===== Dataset records

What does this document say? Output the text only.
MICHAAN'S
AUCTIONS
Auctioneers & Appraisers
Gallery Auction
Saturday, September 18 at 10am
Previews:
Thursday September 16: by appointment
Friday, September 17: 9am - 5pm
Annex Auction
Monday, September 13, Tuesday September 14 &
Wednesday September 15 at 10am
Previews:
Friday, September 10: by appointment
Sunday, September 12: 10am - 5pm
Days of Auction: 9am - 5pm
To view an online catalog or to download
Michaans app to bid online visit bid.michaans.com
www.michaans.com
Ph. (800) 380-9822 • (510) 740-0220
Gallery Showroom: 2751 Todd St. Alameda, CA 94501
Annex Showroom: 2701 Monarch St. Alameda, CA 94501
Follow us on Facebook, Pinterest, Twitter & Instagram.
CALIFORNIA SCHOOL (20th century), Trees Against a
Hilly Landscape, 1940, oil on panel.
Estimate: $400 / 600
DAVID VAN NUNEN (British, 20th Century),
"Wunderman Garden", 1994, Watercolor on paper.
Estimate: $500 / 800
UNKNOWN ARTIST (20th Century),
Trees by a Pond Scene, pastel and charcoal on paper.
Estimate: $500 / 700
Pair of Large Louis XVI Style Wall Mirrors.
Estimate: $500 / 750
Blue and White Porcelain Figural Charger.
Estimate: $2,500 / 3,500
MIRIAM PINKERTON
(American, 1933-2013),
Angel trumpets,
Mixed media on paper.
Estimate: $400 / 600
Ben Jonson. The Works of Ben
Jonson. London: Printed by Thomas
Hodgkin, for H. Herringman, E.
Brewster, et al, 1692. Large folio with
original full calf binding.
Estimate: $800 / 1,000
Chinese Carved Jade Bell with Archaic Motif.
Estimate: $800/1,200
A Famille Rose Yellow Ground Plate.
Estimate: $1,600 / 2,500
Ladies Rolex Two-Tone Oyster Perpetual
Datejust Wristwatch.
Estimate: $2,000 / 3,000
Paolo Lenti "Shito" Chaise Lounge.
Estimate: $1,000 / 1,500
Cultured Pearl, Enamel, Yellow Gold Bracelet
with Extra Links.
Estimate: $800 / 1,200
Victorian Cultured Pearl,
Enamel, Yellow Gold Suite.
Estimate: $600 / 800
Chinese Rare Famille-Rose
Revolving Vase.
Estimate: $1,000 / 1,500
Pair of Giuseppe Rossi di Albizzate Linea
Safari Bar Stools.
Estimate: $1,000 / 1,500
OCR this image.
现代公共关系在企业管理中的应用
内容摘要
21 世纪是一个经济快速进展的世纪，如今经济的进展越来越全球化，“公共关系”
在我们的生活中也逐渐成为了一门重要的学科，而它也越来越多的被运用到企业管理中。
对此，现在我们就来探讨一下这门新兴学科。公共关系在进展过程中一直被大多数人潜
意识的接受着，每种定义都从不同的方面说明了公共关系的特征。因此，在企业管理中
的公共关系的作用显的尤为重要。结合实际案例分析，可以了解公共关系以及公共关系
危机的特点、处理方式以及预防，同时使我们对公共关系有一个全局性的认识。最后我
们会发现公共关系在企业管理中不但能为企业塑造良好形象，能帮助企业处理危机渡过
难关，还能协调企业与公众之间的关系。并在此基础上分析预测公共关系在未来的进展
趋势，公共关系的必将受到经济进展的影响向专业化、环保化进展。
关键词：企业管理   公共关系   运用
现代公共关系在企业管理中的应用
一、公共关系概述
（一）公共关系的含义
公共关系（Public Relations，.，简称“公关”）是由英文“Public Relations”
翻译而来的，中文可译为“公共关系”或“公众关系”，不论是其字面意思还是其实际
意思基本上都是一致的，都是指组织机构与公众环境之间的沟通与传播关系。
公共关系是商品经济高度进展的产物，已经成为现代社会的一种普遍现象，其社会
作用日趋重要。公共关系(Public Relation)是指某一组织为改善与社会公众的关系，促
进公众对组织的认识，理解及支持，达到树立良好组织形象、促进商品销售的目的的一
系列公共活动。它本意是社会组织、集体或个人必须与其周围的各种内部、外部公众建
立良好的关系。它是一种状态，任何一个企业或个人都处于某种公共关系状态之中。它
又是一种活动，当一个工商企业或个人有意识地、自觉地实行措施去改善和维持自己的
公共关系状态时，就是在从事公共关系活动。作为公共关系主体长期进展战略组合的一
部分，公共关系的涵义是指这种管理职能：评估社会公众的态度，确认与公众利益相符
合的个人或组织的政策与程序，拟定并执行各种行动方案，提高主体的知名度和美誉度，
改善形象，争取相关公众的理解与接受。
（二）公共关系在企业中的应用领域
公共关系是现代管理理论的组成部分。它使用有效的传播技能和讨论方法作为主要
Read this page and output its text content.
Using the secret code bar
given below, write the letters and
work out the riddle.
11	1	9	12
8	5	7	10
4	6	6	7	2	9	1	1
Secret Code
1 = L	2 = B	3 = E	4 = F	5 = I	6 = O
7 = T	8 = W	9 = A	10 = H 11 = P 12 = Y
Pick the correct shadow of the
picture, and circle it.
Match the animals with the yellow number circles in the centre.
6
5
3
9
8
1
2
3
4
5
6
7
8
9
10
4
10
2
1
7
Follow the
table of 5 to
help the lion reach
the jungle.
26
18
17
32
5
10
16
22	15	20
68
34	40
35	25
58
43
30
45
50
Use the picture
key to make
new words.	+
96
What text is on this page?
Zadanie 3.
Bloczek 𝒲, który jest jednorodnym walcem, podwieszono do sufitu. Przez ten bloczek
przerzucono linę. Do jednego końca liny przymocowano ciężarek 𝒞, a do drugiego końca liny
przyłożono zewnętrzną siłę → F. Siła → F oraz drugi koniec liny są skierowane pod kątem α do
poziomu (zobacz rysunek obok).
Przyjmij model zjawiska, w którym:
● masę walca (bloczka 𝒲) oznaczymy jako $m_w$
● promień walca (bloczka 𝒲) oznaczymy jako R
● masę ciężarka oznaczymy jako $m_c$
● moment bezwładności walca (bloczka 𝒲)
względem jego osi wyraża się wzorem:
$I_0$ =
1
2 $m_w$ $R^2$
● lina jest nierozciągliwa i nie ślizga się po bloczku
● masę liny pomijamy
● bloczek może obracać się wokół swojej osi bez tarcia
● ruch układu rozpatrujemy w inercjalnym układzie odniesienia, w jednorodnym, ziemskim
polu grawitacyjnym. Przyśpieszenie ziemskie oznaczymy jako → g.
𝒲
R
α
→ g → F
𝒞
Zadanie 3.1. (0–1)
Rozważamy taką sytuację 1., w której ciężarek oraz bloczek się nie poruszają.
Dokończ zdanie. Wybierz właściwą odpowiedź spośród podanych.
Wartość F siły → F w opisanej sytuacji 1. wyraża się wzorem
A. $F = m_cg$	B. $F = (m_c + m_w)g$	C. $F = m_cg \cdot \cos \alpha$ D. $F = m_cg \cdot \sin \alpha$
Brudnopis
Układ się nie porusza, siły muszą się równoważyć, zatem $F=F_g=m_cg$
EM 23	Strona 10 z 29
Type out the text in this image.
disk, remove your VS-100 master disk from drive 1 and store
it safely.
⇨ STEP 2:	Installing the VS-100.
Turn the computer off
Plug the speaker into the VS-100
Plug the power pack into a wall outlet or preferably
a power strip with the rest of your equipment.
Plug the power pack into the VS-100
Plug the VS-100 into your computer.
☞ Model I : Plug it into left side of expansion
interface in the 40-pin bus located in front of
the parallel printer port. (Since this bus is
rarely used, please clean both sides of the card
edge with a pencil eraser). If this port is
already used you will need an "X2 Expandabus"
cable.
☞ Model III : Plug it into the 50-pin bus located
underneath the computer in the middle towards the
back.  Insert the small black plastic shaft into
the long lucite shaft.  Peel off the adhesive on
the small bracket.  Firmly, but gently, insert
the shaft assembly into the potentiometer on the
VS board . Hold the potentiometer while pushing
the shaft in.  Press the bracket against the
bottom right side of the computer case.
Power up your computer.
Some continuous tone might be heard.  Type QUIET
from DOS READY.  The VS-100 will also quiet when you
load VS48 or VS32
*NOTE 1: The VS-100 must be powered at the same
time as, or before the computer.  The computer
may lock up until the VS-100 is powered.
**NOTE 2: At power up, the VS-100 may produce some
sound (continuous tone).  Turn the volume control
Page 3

==========

**What to do**
Pull out all lines containing the word "computer" from the entries above.

**Task response**
Turn the computer off
Plug the VS-100 into your computer.
underneath the computer in the middle towards the
bottom right side of the computer case.
Power up your computer.
time as, or before the computer.  The computer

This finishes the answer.